— start of Passage —

Why do I get such poor results from Tesseract for simple single character recognizing?

Yuliana Zigangirova

unread,

Oct 15, 2018, 4:44:16 PM10/15/18

to tesseract-ocr

Hi everyone,

I am trying to use Tesseract for single character recognizing and the results are awful.

"h" is recognized as "n", "4" as "/i", "O" as "()";

Single character mode seems not to act, as many characters are recognized as two characters,
not just one. My images are simple bilevel black and white TIFF images,
latin characters. This is bitmap font, not scanned images, they are absolutely clean and
need no improvement.
Оnly about half of the characters are correctly recognized, which seems to be
a very low percent for such a simple task.

The library Tesseract version I am using is "4.0.0-beta.3".
This is how I call Tesseract.

int CharRecognizer::recognizeTIFFData(char* data, int datalength){
            char *outText;
            TessBaseAPI* api = new TessBaseAPI();
            // Initialize tesseract-ocr with English, without specifying tessdata path
            if (api->Init(NULL, "deu")) {
                    fprintf(stderr, "Could not initialize tesseract.\n");
                    exit(1);
            }
            api->SetPageSegMode(tesseract::PSM_SINGLE_CHAR);
            Pix *image = pixReadMem(data,datalength);
            api->SetImage(image);
            // Get OCR result
            outText = api->GetUTF8Text();
            printf("\nOCR output:\n%s", outText);
            // Destroy used object and release memory
            int utf8 = outText[0];
            api->End();
            delete[] outText;
            pixDestroy(&image);
            return utf8;
}

I am new to Tesseract, so probably I am missing something. Do I have to somehow train
the library first? May be I should set another OcrEngineMode? I have expected no
problems with simple bitmap font recognizing and am quite at lost now.

— end of Passage —
— start of Materials provided —

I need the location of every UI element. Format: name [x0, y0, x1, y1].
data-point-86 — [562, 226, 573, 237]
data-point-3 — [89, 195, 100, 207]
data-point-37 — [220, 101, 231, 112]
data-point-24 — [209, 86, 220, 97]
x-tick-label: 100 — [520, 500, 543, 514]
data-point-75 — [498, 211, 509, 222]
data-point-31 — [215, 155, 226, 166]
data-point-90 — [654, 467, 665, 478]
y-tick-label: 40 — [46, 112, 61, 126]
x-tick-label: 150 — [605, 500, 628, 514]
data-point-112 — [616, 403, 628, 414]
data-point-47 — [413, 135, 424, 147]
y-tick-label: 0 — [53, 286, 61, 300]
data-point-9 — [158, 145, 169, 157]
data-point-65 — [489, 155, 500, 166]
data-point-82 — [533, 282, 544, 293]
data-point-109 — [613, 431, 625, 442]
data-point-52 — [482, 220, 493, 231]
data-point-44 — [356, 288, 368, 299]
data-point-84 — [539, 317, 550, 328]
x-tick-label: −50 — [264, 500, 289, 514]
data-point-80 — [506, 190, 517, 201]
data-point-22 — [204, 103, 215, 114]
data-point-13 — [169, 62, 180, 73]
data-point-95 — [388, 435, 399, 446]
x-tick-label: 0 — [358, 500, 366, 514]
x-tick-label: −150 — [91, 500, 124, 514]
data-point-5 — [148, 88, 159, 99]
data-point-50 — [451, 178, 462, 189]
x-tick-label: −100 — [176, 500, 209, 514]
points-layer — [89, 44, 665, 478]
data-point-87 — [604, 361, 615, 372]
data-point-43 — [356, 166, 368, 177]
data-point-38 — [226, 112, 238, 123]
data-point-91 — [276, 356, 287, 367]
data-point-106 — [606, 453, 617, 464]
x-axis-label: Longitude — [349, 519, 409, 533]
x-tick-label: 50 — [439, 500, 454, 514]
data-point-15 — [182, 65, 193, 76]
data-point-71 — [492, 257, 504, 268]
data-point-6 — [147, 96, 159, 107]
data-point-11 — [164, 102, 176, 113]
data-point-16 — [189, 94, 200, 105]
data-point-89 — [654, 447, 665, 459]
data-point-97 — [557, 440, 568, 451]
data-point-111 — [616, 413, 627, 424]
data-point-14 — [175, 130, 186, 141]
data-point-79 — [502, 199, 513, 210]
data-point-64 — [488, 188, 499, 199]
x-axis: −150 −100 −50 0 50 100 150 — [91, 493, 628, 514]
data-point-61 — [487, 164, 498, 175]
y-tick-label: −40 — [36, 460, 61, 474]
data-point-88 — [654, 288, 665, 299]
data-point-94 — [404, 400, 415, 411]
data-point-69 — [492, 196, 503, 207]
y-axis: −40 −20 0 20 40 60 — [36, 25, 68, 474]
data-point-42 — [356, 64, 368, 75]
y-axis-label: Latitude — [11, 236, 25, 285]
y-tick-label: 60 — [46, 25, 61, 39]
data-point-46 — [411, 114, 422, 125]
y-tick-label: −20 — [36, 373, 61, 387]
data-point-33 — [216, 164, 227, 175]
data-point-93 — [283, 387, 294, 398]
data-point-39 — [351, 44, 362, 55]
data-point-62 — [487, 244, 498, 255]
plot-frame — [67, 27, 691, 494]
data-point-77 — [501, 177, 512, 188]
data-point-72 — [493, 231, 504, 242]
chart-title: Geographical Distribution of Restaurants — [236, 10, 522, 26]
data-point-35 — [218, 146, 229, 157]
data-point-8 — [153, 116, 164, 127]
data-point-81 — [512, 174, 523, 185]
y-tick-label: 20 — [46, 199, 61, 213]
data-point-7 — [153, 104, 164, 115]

— end of Materials provided —

▸ Tasks for this exercise
a) Write out the part of the Tesseract forum post starting with "I am trying" and going on through "a simple task.".
b) Repeat the rows exactly, starting with the first row and going on through the row with "x-axis-label: Longitude —".

▸ In response
a)
I am trying to use Tesseract for single character recognizing and the results are awful.

"h" is recognized as "n", "4" as "/i", "O" as "()";

Single character mode seems not to act, as many characters are recognized as two characters,
not just one. My images are simple bilevel black and white TIFF images,
latin characters. This is bitmap font, not scanned images, they are absolutely clean and
need no improvement.
Оnly about half of the characters are correctly recognized, which seems to be
a very low percent for such a simple task.

b)
I need the location of every UI element. Format: name [x0, y0, x1, y1].
data-point-86 — [562, 226, 573, 237]
data-point-3 — [89, 195, 100, 207]
data-point-37 — [220, 101, 231, 112]
data-point-24 — [209, 86, 220, 97]
x-tick-label: 100 — [520, 500, 543, 514]
data-point-75 — [498, 211, 509, 222]
data-point-31 — [215, 155, 226, 166]
data-point-90 — [654, 467, 665, 478]
y-tick-label: 40 — [46, 112, 61, 126]
x-tick-label: 150 — [605, 500, 628, 514]
data-point-112 — [616, 403, 628, 414]
data-point-47 — [413, 135, 424, 147]
y-tick-label: 0 — [53, 286, 61, 300]
data-point-9 — [158, 145, 169, 157]
data-point-65 — [489, 155, 500, 166]
data-point-82 — [533, 282, 544, 293]
data-point-109 — [613, 431, 625, 442]
data-point-52 — [482, 220, 493, 231]
data-point-44 — [356, 288, 368, 299]
data-point-84 — [539, 317, 550, 328]
x-tick-label: −50 — [264, 500, 289, 514]
data-point-80 — [506, 190, 517, 201]
data-point-22 — [204, 103, 215, 114]
data-point-13 — [169, 62, 180, 73]
data-point-95 — [388, 435, 399, 446]
x-tick-label: 0 — [358, 500, 366, 514]
x-tick-label: −150 — [91, 500, 124, 514]
data-point-5 — [148, 88, 159, 99]
data-point-50 — [451, 178, 462, 189]
x-tick-label: −100 — [176, 500, 209, 514]
points-layer — [89, 44, 665, 478]
data-point-87 — [604, 361, 615, 372]
data-point-43 — [356, 166, 368, 177]
data-point-38 — [226, 112, 238, 123]
data-point-91 — [276, 356, 287, 367]
data-point-106 — [606, 453, 617, 464]
x-axis-label: Longitude — [349, 519, 409, 533]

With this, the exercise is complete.